Emergency preparedness

A key lesson from the pandemic is the need to be better prepared for the next emergency. Emergency preparedness is a central component of the Conditions of Participation (COP) of all Medicare-certified facilities. Anesthesiologists were a key component in the strategy to provide large-scale critical care services during the public health emergency. One example was the Society of Critical Care Medicine’s model in which intensivists could oversee multiple anesthesiologists who would be on the front lines of respiratory critical care. There were multiple newspaper stories about the risks anesthesiologists were taking at the beginning of the pandemic, including headlines such as “You’re basically right next to the nuclear reactor.” As the country continues to develop plans to address future public crises, we should be at the table and be fully engaged in defining how we can help.

Health care equity

As more and more attention is paid to quality of care, every practice will be required to address historical inequities in access and quality. The pandemic has clearly demonstrated the unequal effect of disease on different populations, especially people of color. We should evaluate the data by race and ethnicity (self-defined) to ensure that we are avoiding structural racism and inequities leading to unequal treatment. As one of many examples, maternal morbidity and mortality have been increasing in recent years with markedly high rates in African Americans. Anesthesiologists should be engaged with their obstetrical colleagues and hospitals in ensuring that proper protocols are in place to prevent complications and ensuring that complications are addressed quickly to avoid severe morbidity and failure to rescue from mortality. Equity and maternal morbidity and mortality are priorities of the Biden-Harris Administration so it is critical that anesthesiologists participate in these discussions and implementation of policies to address inequities and disparities.

Qualified clinical registries

Anesthesia had taken a lead in developing qualified registries related to submission of quality measures to the MIPS program. When the MIPS statute (MACRA) was enacted, it was always believed that the program would evolve. While many anesthesiology departments are independent and submit their quality metrics to CMS, others are part of large groups with single tax identification numbers. The future of MIPS is in MVPs, in which individual specialties will create a program of quality measures, quality improvement programs, and total costs of care. ASA is engaged in developing an MVP, which is both exciting and demonstrates leadership.

-- Record set --
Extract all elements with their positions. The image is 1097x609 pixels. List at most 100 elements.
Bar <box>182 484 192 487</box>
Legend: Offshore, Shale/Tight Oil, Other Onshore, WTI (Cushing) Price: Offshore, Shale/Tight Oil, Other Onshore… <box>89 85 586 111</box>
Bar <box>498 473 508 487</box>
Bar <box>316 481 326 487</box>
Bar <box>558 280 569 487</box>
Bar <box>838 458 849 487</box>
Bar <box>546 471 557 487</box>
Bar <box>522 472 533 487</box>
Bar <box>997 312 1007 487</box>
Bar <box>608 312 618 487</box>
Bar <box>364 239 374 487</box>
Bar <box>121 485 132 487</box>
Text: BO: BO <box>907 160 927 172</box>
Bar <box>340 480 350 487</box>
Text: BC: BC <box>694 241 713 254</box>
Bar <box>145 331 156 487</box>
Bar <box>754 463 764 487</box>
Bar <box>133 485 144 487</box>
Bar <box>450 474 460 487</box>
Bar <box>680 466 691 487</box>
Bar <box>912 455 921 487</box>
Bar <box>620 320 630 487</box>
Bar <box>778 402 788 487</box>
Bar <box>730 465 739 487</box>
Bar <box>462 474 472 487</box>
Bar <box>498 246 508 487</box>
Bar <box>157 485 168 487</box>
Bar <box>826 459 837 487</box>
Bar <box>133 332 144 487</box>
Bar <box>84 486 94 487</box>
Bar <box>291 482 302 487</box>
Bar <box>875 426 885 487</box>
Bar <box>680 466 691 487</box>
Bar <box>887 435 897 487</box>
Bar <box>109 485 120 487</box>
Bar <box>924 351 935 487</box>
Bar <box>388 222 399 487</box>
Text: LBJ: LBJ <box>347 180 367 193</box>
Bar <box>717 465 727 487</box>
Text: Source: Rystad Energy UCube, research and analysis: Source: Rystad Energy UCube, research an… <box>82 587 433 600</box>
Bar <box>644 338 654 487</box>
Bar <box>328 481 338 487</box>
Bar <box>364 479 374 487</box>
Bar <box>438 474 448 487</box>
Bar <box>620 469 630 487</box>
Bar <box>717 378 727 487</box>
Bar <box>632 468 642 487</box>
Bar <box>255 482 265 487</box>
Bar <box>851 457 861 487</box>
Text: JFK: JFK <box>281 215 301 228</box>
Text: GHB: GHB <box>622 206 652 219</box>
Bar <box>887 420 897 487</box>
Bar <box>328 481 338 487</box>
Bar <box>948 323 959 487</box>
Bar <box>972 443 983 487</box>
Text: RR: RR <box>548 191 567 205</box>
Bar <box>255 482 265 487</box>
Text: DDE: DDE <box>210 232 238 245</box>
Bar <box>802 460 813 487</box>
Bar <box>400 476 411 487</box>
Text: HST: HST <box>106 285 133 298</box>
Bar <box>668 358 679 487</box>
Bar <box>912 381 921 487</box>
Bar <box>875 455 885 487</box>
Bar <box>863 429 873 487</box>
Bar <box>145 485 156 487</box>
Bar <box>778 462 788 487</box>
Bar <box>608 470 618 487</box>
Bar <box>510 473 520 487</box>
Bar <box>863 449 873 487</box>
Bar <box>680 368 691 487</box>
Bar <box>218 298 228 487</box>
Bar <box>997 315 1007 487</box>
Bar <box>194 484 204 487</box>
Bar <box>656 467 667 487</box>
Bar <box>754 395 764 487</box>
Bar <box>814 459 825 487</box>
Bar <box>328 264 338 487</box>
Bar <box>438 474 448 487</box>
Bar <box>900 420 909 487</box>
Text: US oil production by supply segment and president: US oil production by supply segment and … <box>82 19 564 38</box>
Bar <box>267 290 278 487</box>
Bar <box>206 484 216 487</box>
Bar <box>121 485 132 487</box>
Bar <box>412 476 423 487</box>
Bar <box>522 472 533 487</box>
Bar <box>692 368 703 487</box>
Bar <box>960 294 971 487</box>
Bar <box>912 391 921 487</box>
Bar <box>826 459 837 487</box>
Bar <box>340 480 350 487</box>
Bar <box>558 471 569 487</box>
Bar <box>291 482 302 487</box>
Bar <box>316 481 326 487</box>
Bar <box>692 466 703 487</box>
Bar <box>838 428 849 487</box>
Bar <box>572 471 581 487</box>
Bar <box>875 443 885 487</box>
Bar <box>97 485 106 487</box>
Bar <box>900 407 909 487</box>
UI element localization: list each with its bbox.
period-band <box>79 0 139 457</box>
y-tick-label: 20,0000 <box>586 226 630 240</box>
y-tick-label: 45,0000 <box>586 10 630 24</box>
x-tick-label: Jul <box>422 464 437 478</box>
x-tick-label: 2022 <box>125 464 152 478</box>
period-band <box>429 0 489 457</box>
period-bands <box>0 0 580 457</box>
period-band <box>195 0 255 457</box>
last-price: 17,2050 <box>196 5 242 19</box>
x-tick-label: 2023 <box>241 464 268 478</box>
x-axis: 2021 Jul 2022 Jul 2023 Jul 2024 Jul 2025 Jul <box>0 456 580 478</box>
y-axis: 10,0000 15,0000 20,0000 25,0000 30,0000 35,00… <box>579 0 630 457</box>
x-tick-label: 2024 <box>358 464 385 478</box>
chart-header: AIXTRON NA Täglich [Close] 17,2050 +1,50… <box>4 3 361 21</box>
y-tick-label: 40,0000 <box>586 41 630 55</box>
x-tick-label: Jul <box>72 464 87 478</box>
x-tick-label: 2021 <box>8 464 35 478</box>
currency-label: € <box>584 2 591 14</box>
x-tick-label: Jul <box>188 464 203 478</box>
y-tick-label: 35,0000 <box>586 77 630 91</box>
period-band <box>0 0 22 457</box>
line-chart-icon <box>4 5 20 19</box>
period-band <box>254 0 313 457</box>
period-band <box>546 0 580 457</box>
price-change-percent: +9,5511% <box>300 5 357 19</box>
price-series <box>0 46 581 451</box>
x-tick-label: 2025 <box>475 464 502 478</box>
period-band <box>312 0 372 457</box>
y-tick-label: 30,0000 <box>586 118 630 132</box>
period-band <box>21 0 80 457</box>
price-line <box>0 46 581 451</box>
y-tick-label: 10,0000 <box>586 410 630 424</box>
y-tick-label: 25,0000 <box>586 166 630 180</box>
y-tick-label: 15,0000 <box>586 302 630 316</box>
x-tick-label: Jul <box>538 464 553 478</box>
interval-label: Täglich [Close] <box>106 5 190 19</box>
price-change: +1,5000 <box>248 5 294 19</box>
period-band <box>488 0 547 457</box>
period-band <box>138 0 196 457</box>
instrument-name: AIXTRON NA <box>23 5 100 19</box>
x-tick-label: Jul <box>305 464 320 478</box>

-- Exercise description --
Carry on the passage about anesthesiology's priorities, starting after its final sentence on ASA developing an MVP. The items are separate material and are unrelated to the passage on anesthesiology's role in emergency preparedness, health care equity, and clinical registries.

-- Solved exercise --
Behavioral health

A major pillar of the CMS Quality Action Plan is behavioral health and substance abuse. The pandemic has further exacerbated the opioid crisis and deaths from overdose. The SUPPORT (Substance Use-Disorder Prevention that Promotes Opioid Recovery and Treatment for Patients and Communities) Act (2018) has included a number of provisions regarding evidence-based pain management that are relevant for the anesthesiology community. Anesthesiologists have led in evidence-based pain management, and it will continue to be important to engage with policymakers to continue to develop evidence in this area.


Twenty-four years ago, I was a young health services researcher working with a Professor of Health Policy and Management at Hopkins and we took a trip to CMS to visit with Sean Tunis, a previous CMS Chief Medical Officer. We discussed my concerns about ensuring safety in ambulatory surgery and how we could design a program to monitor safety. Twenty-one years later, a quality metric for ambulatory surgery was included in a CMS program. Engagement with policymakers using evidence, patience, and persistence is critical in the pursuit of patient safety, quality, and value. CMS has recognized the heroic work of the providers during the pandemic and the need to ensure a resilient system post-pandemic. The organization regularly publishes new regulations to oversee quality, safety, and payment for the health care system, and the experience from the pandemic has been helpful in clarifying the goals for the program. My advice to the specialty and each anesthesiologist is to stay engaged not just through advocacy, but by reading and understanding the regulations and providing comment and evidence to help drive policy.